Listing =>
'''

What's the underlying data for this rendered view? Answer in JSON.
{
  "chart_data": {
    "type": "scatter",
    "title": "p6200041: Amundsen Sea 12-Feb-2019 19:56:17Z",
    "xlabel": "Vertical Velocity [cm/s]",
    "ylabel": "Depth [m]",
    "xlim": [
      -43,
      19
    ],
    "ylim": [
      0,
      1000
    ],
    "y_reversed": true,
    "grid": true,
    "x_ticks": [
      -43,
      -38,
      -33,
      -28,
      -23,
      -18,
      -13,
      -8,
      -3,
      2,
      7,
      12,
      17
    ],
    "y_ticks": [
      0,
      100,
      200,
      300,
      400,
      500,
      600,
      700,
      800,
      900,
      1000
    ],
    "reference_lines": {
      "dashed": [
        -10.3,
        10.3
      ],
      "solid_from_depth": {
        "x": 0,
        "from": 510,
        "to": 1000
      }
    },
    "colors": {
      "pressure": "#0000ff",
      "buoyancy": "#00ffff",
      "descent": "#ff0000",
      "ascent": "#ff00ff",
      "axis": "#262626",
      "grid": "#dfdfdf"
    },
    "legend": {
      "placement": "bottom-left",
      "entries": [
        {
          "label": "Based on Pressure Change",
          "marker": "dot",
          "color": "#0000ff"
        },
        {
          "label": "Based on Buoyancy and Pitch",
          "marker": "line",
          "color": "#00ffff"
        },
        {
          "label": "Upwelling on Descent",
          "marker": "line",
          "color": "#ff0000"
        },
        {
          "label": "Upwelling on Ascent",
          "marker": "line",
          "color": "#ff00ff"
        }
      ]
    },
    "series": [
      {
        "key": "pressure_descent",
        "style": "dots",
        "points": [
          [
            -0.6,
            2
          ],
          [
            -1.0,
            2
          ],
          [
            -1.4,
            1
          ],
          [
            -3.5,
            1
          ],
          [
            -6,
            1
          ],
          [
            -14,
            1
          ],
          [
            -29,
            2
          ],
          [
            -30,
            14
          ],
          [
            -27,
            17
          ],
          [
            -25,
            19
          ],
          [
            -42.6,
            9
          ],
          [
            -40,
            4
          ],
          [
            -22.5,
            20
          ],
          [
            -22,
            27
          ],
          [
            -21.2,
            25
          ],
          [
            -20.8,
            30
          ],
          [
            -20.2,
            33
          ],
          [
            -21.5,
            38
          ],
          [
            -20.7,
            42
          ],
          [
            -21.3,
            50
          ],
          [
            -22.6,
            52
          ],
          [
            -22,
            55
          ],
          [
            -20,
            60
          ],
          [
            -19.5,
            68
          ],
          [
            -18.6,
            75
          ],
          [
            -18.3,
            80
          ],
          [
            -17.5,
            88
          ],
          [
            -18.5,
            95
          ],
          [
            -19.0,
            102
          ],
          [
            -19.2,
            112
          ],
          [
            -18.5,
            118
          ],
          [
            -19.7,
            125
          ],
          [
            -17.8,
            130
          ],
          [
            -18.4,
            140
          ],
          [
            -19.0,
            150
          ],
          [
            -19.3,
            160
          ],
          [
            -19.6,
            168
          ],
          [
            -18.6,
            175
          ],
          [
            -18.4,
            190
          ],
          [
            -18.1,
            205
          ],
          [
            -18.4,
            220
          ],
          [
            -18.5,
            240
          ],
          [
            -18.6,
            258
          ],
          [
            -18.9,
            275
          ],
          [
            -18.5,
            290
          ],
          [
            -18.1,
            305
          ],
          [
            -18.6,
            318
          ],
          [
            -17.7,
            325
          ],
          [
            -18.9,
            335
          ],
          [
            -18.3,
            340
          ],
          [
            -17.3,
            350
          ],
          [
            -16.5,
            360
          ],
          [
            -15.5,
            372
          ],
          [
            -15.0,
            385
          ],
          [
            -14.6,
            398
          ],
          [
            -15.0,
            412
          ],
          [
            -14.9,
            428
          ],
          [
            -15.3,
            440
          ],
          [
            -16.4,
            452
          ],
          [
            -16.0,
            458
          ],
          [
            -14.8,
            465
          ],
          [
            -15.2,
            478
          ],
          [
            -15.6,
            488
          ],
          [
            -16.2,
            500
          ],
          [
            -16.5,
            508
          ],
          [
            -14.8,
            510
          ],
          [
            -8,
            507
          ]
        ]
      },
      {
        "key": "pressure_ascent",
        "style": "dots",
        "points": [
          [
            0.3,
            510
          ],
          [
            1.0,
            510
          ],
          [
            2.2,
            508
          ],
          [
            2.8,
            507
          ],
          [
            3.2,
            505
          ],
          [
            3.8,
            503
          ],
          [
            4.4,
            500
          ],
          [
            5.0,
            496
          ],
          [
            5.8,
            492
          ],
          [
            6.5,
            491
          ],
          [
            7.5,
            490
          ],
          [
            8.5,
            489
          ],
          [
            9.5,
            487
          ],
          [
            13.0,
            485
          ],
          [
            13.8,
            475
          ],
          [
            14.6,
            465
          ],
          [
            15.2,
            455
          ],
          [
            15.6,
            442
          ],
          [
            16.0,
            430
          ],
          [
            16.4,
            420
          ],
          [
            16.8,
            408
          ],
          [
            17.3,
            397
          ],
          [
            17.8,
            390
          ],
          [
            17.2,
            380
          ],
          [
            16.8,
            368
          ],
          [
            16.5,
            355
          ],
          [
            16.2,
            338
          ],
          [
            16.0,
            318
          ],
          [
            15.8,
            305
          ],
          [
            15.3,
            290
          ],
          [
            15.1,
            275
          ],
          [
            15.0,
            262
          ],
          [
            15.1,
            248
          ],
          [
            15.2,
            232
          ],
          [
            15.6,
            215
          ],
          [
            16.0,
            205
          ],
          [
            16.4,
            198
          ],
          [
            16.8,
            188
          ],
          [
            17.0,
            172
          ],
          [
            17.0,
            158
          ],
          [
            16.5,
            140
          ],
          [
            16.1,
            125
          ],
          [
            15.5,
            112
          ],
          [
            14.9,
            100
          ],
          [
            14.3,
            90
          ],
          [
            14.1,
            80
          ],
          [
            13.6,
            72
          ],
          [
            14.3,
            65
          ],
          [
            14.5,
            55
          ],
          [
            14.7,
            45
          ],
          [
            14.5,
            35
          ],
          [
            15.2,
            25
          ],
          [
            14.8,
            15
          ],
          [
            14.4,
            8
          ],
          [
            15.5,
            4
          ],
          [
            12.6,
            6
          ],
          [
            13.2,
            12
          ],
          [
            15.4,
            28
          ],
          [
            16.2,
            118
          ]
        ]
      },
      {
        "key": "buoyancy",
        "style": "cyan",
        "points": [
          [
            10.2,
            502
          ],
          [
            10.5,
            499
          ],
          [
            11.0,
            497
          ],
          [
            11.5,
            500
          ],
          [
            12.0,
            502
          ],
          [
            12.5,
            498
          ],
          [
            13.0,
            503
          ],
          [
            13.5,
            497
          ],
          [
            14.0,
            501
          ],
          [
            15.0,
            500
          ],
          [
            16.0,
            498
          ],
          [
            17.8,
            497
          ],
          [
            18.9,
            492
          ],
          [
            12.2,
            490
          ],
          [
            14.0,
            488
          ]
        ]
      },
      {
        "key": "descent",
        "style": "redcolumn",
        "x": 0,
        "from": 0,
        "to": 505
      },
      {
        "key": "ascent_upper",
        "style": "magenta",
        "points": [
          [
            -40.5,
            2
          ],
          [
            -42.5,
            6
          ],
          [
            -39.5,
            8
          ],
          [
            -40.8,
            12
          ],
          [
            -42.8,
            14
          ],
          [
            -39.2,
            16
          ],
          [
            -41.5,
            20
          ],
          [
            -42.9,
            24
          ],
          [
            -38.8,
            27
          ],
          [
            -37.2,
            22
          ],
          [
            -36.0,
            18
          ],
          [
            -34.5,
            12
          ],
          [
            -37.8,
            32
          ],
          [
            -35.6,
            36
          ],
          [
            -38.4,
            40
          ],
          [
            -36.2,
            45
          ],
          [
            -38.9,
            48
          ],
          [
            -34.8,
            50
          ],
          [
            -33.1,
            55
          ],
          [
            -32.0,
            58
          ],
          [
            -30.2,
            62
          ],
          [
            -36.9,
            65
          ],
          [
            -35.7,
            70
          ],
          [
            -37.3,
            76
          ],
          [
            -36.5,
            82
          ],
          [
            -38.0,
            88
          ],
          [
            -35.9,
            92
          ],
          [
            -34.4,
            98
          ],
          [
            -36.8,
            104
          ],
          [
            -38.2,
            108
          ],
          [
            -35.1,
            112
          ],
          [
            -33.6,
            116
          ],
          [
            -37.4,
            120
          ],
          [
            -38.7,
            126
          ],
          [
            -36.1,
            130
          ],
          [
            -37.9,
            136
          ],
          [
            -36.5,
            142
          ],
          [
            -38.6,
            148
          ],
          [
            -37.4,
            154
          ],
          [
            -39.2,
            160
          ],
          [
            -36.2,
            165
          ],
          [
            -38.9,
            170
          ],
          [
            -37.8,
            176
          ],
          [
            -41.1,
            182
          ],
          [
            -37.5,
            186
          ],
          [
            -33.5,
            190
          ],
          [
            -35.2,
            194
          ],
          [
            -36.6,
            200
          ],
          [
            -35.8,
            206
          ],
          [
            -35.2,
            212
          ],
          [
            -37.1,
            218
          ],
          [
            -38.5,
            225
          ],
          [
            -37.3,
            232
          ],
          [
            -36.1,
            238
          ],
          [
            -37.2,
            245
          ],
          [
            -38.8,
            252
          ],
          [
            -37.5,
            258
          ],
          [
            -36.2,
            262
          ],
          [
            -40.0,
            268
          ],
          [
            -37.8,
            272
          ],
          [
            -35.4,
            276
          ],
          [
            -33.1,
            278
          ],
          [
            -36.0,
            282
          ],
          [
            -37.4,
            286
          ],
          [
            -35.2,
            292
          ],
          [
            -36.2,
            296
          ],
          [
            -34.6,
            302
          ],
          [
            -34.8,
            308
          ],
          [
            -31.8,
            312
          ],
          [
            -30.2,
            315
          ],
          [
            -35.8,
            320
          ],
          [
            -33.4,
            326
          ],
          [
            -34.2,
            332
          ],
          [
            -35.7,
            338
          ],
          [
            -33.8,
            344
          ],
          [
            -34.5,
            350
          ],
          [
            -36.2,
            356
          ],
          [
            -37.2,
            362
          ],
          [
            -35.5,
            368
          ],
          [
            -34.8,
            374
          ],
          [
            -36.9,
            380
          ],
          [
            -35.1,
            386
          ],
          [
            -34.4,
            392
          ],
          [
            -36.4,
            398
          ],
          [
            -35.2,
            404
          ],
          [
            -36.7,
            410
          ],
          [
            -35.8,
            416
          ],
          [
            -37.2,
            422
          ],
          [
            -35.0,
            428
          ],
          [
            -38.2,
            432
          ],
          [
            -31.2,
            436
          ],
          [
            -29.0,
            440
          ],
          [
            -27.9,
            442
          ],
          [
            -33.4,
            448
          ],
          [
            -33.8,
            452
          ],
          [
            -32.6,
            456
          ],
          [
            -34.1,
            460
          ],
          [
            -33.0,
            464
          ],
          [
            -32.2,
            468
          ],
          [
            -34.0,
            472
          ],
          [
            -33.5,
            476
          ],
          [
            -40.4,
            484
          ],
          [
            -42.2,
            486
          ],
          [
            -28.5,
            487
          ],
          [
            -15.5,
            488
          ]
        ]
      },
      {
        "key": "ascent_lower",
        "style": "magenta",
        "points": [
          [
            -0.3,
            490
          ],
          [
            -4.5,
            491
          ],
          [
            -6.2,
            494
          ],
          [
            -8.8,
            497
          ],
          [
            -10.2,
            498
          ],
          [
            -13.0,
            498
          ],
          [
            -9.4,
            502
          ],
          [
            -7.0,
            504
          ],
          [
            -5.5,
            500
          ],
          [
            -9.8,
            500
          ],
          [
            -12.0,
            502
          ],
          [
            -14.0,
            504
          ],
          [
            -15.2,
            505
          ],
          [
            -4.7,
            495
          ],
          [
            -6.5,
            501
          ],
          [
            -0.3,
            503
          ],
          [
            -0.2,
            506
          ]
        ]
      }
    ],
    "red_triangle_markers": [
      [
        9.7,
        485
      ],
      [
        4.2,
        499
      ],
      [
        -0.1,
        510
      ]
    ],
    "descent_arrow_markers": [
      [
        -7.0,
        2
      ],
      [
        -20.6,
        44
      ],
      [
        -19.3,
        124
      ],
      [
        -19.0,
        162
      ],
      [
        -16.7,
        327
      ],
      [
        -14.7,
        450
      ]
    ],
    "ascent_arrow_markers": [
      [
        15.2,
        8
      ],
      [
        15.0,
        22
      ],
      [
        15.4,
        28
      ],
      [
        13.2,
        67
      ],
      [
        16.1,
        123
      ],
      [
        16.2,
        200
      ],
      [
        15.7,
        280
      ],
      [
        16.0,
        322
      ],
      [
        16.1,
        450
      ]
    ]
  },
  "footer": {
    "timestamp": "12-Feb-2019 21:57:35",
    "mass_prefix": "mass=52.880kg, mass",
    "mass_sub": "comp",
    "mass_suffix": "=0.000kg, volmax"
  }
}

'''

Exercise requirements => Copy each line of the preceding data that contains the string "Upwelling".

Exercise result =>
          "label": "Upwelling on Descent",
          "label": "Upwelling on Ascent",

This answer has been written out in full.